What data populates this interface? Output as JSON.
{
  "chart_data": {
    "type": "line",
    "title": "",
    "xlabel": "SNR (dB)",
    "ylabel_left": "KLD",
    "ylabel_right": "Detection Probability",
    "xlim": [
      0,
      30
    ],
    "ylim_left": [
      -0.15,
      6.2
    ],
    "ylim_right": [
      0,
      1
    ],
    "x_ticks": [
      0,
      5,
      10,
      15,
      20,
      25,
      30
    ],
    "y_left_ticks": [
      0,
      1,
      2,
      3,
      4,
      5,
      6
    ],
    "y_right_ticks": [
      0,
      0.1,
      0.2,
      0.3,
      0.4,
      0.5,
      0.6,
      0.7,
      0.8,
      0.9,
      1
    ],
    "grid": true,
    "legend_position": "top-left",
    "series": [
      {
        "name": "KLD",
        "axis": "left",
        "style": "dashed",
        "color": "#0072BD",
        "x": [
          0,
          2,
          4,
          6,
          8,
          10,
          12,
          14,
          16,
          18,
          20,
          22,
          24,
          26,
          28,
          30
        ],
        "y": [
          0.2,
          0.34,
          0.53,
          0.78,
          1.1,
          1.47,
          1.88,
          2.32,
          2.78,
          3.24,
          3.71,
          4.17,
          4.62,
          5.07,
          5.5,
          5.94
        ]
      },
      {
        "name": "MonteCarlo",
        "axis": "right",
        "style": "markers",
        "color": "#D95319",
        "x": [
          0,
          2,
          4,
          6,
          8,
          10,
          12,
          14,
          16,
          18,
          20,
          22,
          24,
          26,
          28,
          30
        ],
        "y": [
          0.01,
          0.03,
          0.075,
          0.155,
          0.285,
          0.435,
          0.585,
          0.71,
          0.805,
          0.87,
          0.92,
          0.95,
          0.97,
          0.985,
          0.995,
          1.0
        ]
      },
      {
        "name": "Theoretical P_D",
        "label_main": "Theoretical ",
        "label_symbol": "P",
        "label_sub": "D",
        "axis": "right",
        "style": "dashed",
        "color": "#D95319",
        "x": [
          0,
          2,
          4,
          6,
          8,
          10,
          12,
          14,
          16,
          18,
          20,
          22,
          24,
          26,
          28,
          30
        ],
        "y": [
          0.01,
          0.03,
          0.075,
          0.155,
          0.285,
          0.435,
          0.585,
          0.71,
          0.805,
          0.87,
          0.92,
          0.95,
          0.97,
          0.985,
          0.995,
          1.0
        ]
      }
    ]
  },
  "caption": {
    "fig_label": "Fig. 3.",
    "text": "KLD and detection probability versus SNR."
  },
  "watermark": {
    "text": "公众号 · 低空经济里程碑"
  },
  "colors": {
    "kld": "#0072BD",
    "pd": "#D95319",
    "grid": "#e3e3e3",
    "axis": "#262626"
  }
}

Problem statement:
All entries shown above should be printed again exactly.

Exercise response:
What data populates this interface? Output as JSON.
{
  "chart_data": {
    "type": "line",
    "title": "",
    "xlabel": "SNR (dB)",
    "ylabel_left": "KLD",
    "ylabel_right": "Detection Probability",
    "xlim": [
      0,
      30
    ],
    "ylim_left": [
      -0.15,
      6.2
    ],
    "ylim_right": [
      0,
      1
    ],
    "x_ticks": [
      0,
      5,
      10,
      15,
      20,
      25,
      30
    ],
    "y_left_ticks": [
      0,
      1,
      2,
      3,
      4,
      5,
      6
    ],
    "y_right_ticks": [
      0,
      0.1,
      0.2,
      0.3,
      0.4,
      0.5,
      0.6,
      0.7,
      0.8,
      0.9,
      1
    ],
    "grid": true,
    "legend_position": "top-left",
    "series": [
      {
        "name": "KLD",
        "axis": "left",
        "style": "dashed",
        "color": "#0072BD",
        "x": [
          0,
          2,
          4,
          6,
          8,
          10,
          12,
          14,
          16,
          18,
          20,
          22,
          24,
          26,
          28,
          30
        ],
        "y": [
          0.2,
          0.34,
          0.53,
          0.78,
          1.1,
          1.47,
          1.88,
          2.32,
          2.78,
          3.24,
          3.71,
          4.17,
          4.62,
          5.07,
          5.5,
          5.94
        ]
      },
      {
        "name": "MonteCarlo",
        "axis": "right",
        "style": "markers",
        "color": "#D95319",
        "x": [
          0,
          2,
          4,
          6,
          8,
          10,
          12,
          14,
          16,
          18,
          20,
          22,
          24,
          26,
          28,
          30
        ],
        "y": [
          0.01,
          0.03,
          0.075,
          0.155,
          0.285,
          0.435,
          0.585,
          0.71,
          0.805,
          0.87,
          0.92,
          0.95,
          0.97,
          0.985,
          0.995,
          1.0
        ]
      },
      {
        "name": "Theoretical P_D",
        "label_main": "Theoretical ",
        "label_symbol": "P",
        "label_sub": "D",
        "axis": "right",
        "style": "dashed",
        "color": "#D95319",
        "x": [
          0,
          2,
          4,
          6,
          8,
          10,
          12,
          14,
          16,
          18,
          20,
          22,
          24,
          26,
          28,
          30
        ],
        "y": [
          0.01,
          0.03,
          0.075,
          0.155,
          0.285,
          0.435,
          0.585,
          0.71,
          0.805,
          0.87,
          0.92,
          0.95,
          0.97,
          0.985,
          0.995,
          1.0
        ]
      }
    ]
  },
  "caption": {
    "fig_label": "Fig. 3.",
    "text": "KLD and detection probability versus SNR."
  },
  "watermark": {
    "text": "公众号 · 低空经济里程碑"
  },
  "colors": {
    "kld": "#0072BD",
    "pd": "#D95319",
    "grid": "#e3e3e3",
    "axis": "#262626"
  }
}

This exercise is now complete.